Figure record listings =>
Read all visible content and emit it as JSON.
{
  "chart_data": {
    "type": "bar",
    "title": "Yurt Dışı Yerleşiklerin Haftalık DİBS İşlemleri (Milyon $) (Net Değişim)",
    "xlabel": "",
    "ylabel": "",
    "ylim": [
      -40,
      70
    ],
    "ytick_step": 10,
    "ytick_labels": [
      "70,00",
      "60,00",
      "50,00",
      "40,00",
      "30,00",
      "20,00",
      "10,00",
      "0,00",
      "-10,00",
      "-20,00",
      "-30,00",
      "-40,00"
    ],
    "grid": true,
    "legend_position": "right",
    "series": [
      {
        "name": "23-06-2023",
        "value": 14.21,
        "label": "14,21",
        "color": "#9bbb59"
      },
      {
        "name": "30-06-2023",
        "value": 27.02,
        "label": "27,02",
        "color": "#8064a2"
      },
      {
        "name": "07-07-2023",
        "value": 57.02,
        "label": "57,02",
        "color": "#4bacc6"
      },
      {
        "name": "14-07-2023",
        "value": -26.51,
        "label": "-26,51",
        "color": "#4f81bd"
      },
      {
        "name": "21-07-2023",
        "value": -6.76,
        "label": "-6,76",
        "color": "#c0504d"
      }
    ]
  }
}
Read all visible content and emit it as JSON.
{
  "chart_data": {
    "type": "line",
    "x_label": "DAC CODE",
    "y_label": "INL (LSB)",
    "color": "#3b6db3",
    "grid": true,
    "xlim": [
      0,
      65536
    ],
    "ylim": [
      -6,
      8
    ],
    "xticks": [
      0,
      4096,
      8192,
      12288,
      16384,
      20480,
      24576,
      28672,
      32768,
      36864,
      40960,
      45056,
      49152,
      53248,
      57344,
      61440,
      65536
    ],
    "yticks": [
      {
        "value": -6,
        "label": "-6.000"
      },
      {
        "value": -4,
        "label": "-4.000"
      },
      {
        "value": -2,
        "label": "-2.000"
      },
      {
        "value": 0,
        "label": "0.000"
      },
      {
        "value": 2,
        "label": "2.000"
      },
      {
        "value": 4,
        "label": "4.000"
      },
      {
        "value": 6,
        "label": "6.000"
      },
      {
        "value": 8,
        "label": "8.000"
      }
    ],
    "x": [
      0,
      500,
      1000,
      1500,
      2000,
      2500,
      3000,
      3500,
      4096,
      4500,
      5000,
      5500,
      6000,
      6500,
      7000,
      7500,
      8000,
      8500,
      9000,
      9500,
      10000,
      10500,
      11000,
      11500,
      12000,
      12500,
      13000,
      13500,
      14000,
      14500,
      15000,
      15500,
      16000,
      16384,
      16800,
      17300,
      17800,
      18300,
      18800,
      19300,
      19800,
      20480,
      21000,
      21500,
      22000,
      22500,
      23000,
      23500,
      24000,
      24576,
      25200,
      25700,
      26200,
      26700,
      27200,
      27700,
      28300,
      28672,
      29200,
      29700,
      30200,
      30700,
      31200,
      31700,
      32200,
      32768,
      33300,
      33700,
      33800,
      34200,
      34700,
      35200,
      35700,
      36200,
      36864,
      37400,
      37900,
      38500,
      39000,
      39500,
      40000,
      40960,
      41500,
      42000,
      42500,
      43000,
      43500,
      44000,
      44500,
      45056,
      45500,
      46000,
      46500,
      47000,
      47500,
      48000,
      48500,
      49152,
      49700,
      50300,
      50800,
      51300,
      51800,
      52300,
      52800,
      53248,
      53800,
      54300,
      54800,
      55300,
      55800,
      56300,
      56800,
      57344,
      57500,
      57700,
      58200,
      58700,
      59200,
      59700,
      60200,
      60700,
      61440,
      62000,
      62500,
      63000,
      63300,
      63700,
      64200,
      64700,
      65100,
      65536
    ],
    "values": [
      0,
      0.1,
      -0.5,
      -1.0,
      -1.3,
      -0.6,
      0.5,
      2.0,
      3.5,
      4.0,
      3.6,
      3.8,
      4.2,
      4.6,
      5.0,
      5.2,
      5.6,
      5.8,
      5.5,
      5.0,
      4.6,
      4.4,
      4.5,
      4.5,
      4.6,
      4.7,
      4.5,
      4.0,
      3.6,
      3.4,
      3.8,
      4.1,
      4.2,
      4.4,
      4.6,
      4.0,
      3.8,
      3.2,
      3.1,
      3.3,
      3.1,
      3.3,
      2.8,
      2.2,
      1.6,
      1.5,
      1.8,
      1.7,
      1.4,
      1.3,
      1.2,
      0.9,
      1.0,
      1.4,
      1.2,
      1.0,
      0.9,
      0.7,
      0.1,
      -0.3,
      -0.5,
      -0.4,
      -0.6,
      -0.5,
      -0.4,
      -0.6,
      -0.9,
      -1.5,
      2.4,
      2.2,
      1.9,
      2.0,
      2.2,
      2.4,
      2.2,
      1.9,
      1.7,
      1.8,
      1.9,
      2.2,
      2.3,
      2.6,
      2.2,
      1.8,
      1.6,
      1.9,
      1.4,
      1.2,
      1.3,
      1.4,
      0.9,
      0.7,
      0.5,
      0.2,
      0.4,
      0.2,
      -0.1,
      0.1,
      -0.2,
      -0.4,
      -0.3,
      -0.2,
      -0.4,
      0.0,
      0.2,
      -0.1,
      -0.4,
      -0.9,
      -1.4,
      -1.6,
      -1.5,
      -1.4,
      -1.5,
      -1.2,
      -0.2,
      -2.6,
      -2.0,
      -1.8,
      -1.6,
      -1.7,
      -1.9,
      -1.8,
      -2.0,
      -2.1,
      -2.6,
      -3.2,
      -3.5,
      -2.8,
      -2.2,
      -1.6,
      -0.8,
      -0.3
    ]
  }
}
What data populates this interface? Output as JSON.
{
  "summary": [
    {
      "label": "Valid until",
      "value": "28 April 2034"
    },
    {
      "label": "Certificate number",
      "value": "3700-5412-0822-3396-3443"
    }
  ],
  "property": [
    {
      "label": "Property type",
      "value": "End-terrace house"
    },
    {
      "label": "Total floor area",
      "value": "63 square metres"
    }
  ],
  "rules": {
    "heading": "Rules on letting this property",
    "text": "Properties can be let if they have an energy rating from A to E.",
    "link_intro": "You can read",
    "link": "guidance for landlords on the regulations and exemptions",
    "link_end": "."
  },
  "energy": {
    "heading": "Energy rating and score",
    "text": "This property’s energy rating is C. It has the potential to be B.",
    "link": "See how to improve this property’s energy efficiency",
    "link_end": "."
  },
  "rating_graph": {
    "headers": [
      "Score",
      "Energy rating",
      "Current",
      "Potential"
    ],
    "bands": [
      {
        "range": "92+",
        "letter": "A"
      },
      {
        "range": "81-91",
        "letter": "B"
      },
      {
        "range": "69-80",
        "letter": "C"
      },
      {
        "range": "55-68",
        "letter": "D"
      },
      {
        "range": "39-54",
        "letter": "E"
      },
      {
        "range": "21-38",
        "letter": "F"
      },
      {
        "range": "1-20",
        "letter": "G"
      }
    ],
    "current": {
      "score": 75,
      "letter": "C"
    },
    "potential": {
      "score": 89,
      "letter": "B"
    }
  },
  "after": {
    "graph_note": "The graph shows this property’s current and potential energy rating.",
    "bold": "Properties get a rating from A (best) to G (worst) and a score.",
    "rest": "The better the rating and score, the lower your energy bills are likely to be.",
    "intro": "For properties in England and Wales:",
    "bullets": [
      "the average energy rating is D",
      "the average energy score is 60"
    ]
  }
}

What you have to do =>
List all lines where "type" occurs.

Exercise response =>
    "type": "bar",
    "type": "line",
      "label": "Property type",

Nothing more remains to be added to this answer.